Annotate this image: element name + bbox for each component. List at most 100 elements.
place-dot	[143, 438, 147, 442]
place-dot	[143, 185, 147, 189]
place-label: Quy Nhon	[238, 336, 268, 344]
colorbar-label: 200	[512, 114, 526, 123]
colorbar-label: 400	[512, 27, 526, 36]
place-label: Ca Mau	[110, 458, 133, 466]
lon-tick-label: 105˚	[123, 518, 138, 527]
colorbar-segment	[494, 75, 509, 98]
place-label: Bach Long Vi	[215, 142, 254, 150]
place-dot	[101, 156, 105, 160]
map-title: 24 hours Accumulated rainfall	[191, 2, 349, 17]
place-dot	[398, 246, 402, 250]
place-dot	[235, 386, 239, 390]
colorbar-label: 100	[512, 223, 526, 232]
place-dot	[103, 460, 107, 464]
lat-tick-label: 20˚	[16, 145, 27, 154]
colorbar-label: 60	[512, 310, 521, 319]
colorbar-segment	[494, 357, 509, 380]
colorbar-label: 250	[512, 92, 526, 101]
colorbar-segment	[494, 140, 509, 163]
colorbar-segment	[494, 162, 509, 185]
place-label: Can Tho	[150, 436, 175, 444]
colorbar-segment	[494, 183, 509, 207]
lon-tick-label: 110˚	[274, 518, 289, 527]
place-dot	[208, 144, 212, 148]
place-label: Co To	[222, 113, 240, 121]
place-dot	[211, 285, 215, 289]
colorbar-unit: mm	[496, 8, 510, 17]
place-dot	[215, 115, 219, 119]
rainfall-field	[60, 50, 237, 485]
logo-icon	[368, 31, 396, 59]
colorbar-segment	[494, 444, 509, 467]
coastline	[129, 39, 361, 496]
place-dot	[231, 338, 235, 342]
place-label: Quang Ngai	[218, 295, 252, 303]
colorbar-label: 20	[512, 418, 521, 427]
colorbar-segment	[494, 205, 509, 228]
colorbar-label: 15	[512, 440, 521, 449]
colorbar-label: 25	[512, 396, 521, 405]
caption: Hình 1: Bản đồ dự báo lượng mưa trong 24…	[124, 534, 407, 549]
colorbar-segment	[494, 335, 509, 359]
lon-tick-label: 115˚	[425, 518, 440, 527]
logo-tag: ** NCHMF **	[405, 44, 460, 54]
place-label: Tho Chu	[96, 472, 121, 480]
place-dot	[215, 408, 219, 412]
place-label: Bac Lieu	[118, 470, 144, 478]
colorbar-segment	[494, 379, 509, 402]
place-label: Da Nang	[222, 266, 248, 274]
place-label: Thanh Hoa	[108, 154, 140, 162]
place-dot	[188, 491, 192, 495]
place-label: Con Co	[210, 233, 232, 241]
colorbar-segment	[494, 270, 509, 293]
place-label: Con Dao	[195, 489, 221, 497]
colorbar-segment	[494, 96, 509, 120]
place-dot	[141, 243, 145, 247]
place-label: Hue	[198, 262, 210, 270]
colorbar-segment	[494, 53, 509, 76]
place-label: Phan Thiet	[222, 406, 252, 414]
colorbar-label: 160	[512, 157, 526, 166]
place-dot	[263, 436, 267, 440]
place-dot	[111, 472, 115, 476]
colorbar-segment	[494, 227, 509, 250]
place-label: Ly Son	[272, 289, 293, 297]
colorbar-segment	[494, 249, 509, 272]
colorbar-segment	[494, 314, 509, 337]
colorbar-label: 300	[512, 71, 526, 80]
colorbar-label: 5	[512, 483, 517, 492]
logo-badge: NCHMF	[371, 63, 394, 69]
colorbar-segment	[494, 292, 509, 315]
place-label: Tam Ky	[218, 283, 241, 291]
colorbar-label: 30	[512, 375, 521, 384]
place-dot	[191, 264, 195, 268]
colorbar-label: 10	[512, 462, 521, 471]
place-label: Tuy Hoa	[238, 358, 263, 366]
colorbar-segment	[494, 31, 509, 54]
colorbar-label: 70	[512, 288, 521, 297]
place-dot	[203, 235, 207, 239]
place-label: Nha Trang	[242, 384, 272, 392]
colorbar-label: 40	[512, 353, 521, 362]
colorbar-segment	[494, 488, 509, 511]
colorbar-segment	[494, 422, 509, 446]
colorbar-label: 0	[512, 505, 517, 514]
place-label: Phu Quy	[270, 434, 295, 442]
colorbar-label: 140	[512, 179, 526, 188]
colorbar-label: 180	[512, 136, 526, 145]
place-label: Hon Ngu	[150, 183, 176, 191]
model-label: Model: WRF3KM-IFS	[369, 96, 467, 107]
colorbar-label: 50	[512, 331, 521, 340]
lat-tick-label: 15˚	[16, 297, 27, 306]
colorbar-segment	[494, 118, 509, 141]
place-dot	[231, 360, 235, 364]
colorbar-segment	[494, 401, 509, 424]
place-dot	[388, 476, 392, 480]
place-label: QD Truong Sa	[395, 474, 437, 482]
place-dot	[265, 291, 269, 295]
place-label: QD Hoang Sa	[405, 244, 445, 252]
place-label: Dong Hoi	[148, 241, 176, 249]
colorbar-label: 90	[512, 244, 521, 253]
======
▶ SET EXERCISE
Quote the stretch of the listing from its first line through the line containing "408, 219, 412]", including both of those lines.

▶ THE COMPLETED TASK
Annotate this image: element name + bbox for each component. List at most 100 elements.
place-dot	[143, 438, 147, 442]
place-dot	[143, 185, 147, 189]
place-label: Quy Nhon	[238, 336, 268, 344]
colorbar-label: 200	[512, 114, 526, 123]
colorbar-label: 400	[512, 27, 526, 36]
place-label: Ca Mau	[110, 458, 133, 466]
lon-tick-label: 105˚	[123, 518, 138, 527]
colorbar-segment	[494, 75, 509, 98]
place-label: Bach Long Vi	[215, 142, 254, 150]
place-dot	[101, 156, 105, 160]
map-title: 24 hours Accumulated rainfall	[191, 2, 349, 17]
place-dot	[398, 246, 402, 250]
place-dot	[235, 386, 239, 390]
colorbar-label: 100	[512, 223, 526, 232]
place-dot	[103, 460, 107, 464]
lat-tick-label: 20˚	[16, 145, 27, 154]
colorbar-label: 60	[512, 310, 521, 319]
colorbar-segment	[494, 357, 509, 380]
colorbar-label: 250	[512, 92, 526, 101]
colorbar-segment	[494, 140, 509, 163]
colorbar-segment	[494, 162, 509, 185]
place-label: Can Tho	[150, 436, 175, 444]
colorbar-segment	[494, 183, 509, 207]
lon-tick-label: 110˚	[274, 518, 289, 527]
place-dot	[208, 144, 212, 148]
place-label: Co To	[222, 113, 240, 121]
place-dot	[211, 285, 215, 289]
colorbar-unit: mm	[496, 8, 510, 17]
place-dot	[215, 115, 219, 119]
rainfall-field	[60, 50, 237, 485]
logo-icon	[368, 31, 396, 59]
colorbar-segment	[494, 444, 509, 467]
coastline	[129, 39, 361, 496]
place-dot	[231, 338, 235, 342]
place-label: Quang Ngai	[218, 295, 252, 303]
colorbar-label: 20	[512, 418, 521, 427]
colorbar-segment	[494, 205, 509, 228]
colorbar-label: 15	[512, 440, 521, 449]
colorbar-label: 25	[512, 396, 521, 405]
caption: Hình 1: Bản đồ dự báo lượng mưa trong 24…	[124, 534, 407, 549]
colorbar-segment	[494, 335, 509, 359]
lon-tick-label: 115˚	[425, 518, 440, 527]
logo-tag: ** NCHMF **	[405, 44, 460, 54]
place-label: Tho Chu	[96, 472, 121, 480]
place-dot	[215, 408, 219, 412]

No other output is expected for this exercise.